WORK TO COMPLETE – Pictures do not belong in the copy; transcribe everything else in the records exactly.

Stored records
+ + + + + + +

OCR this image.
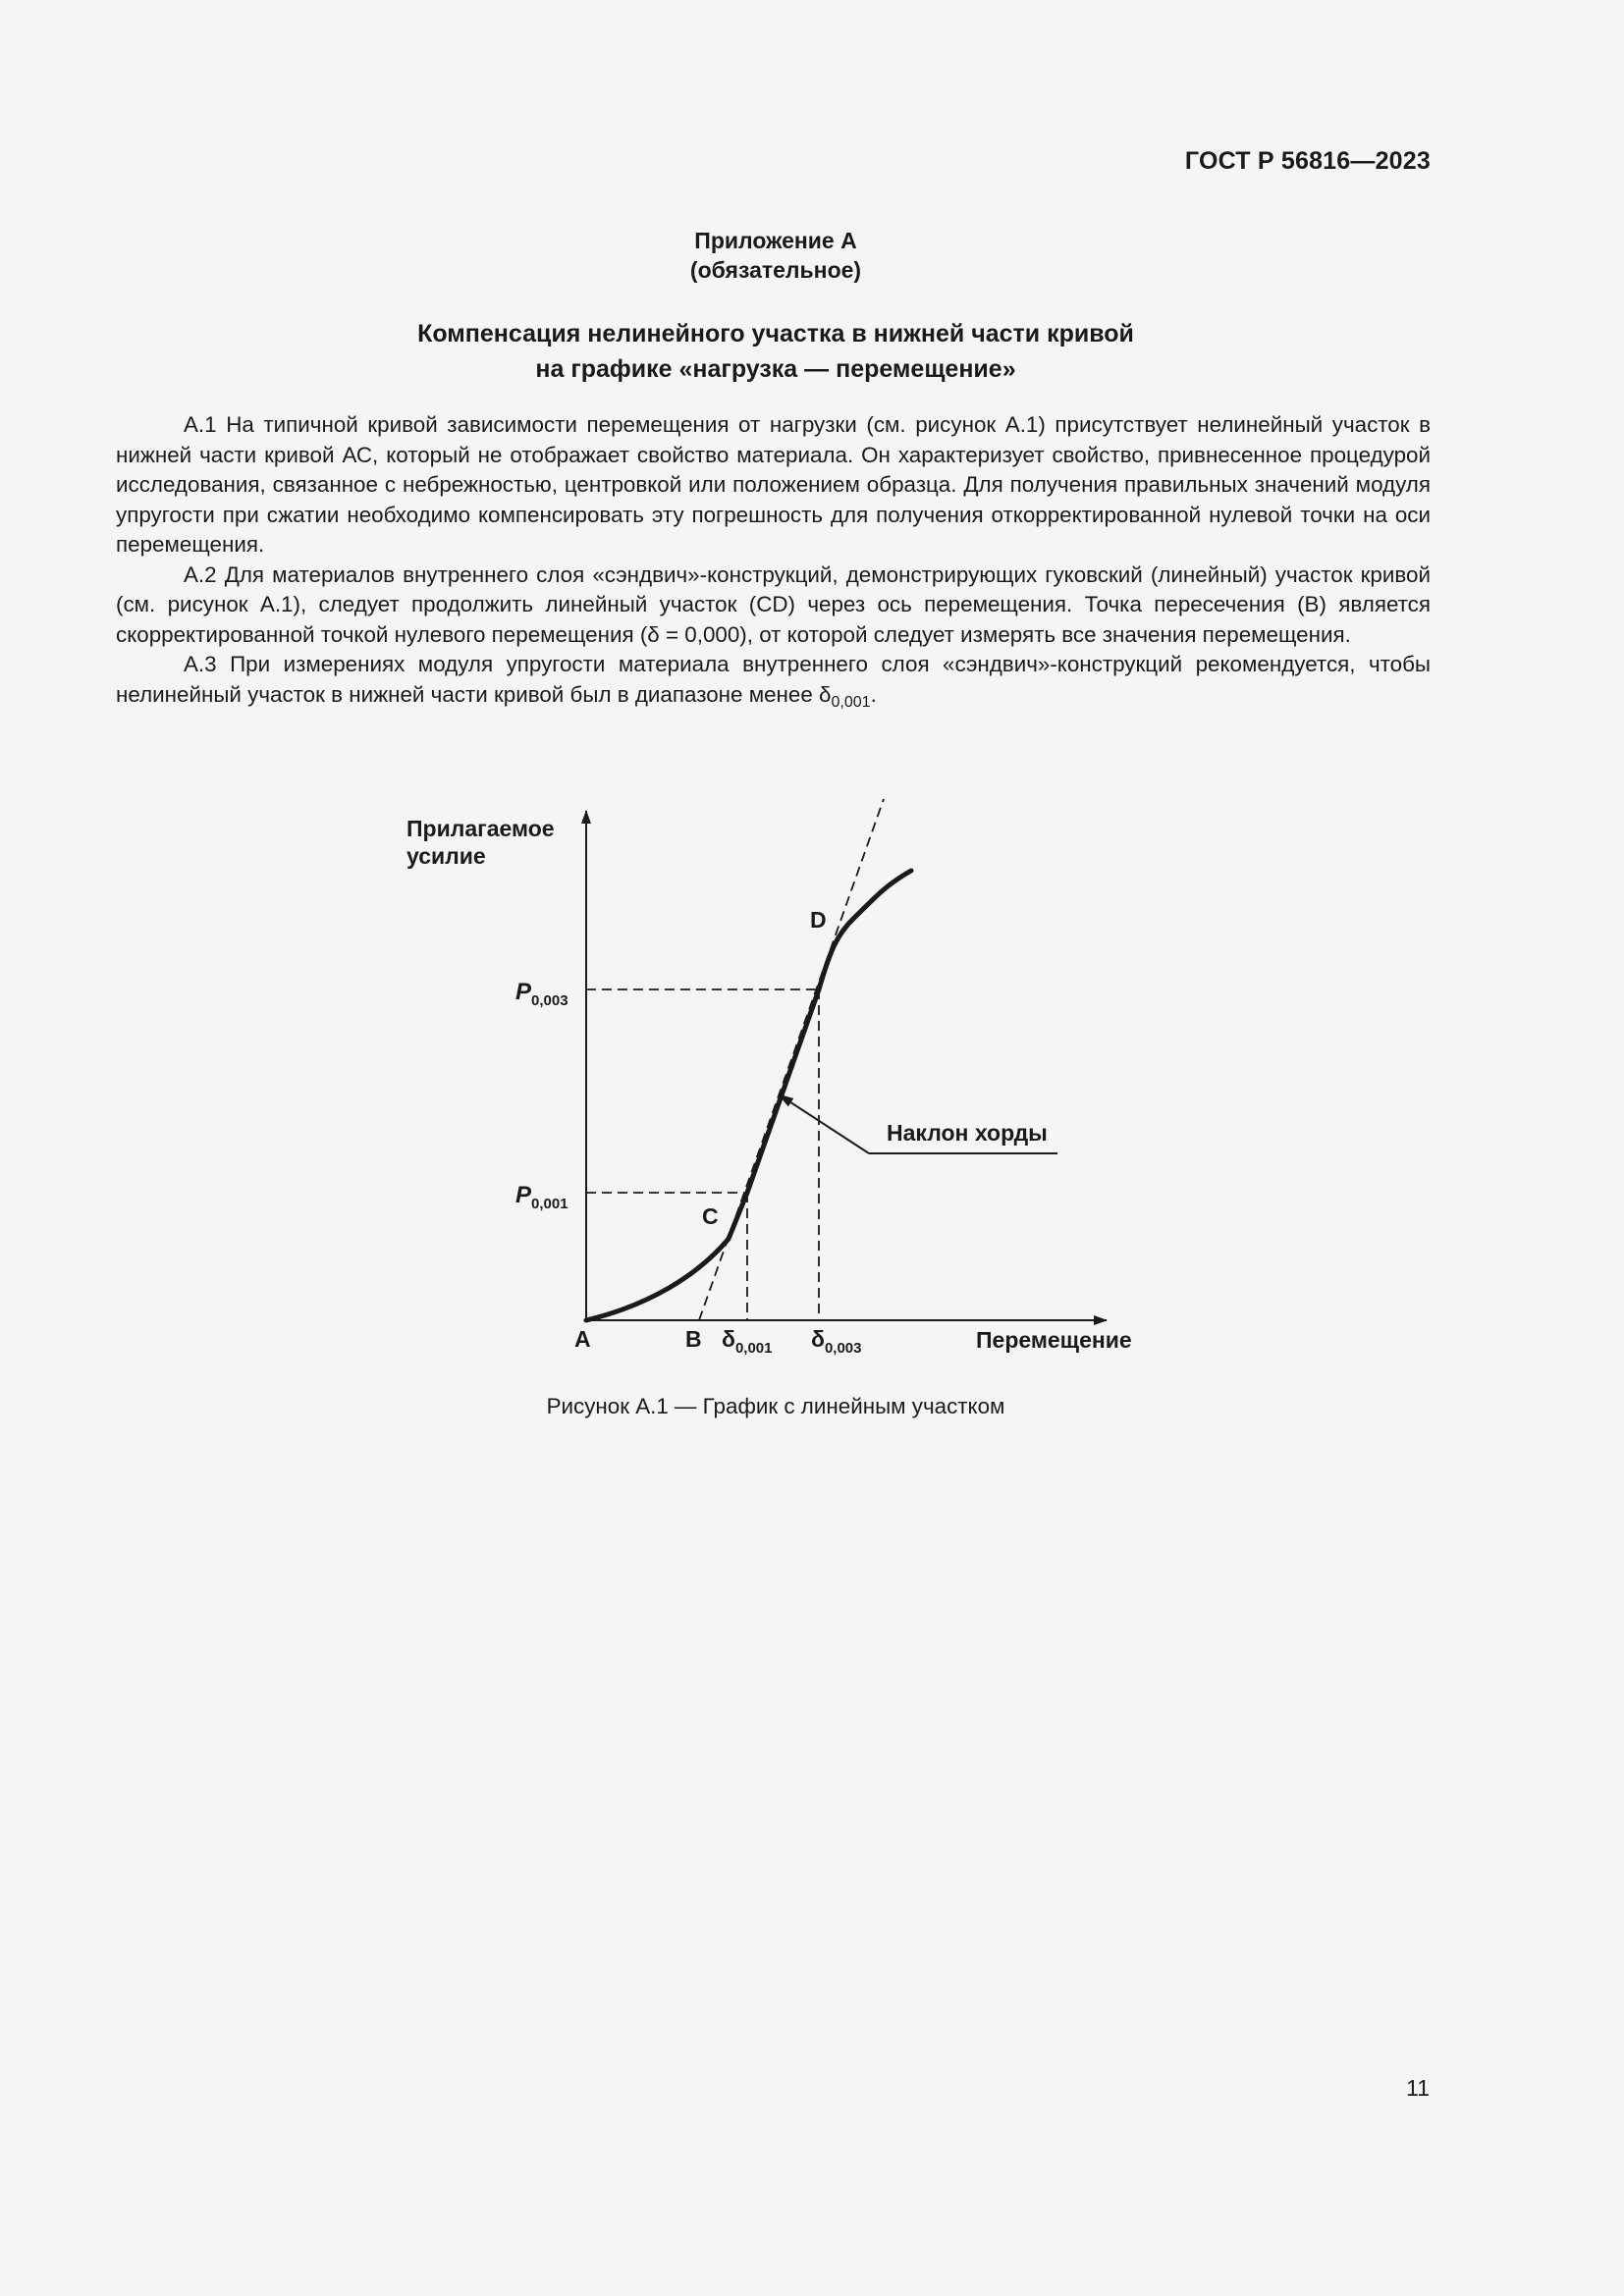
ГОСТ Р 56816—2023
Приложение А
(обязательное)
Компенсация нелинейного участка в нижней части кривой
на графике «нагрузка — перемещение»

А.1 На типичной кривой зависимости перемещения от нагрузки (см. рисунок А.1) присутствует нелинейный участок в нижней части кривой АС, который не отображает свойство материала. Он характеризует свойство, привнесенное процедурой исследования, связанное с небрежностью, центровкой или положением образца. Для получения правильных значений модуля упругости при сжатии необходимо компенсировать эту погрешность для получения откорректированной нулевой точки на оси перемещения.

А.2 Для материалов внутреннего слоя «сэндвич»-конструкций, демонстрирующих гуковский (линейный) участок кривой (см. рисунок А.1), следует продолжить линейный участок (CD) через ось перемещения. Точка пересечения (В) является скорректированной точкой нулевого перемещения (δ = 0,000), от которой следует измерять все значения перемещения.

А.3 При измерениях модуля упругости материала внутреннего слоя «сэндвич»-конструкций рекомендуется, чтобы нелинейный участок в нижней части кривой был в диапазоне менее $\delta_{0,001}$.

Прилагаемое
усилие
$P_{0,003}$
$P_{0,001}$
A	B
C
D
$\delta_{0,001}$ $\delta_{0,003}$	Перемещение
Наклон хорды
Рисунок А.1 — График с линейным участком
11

+ + + + + + +

RESPONSE TO THIS EXERCISE –
OCR this image.
ГОСТ Р 56816—2023
Приложение А
(обязательное)
Компенсация нелинейного участка в нижней части кривой
на графике «нагрузка — перемещение»

А.1 На типичной кривой зависимости перемещения от нагрузки (см. рисунок А.1) присутствует нелинейный участок в нижней части кривой АС, который не отображает свойство материала. Он характеризует свойство, привнесенное процедурой исследования, связанное с небрежностью, центровкой или положением образца. Для получения правильных значений модуля упругости при сжатии необходимо компенсировать эту погрешность для получения откорректированной нулевой точки на оси перемещения.

А.2 Для материалов внутреннего слоя «сэндвич»-конструкций, демонстрирующих гуковский (линейный) участок кривой (см. рисунок А.1), следует продолжить линейный участок (CD) через ось перемещения. Точка пересечения (В) является скорректированной точкой нулевого перемещения (δ = 0,000), от которой следует измерять все значения перемещения.

А.3 При измерениях модуля упругости материала внутреннего слоя «сэндвич»-конструкций рекомендуется, чтобы нелинейный участок в нижней части кривой был в диапазоне менее $\delta_{0,001}$.

Прилагаемое
усилие
$P_{0,003}$
$P_{0,001}$
A	B
C
D
$\delta_{0,001}$ $\delta_{0,003}$	Перемещение
Наклон хорды
Рисунок А.1 — График с линейным участком
11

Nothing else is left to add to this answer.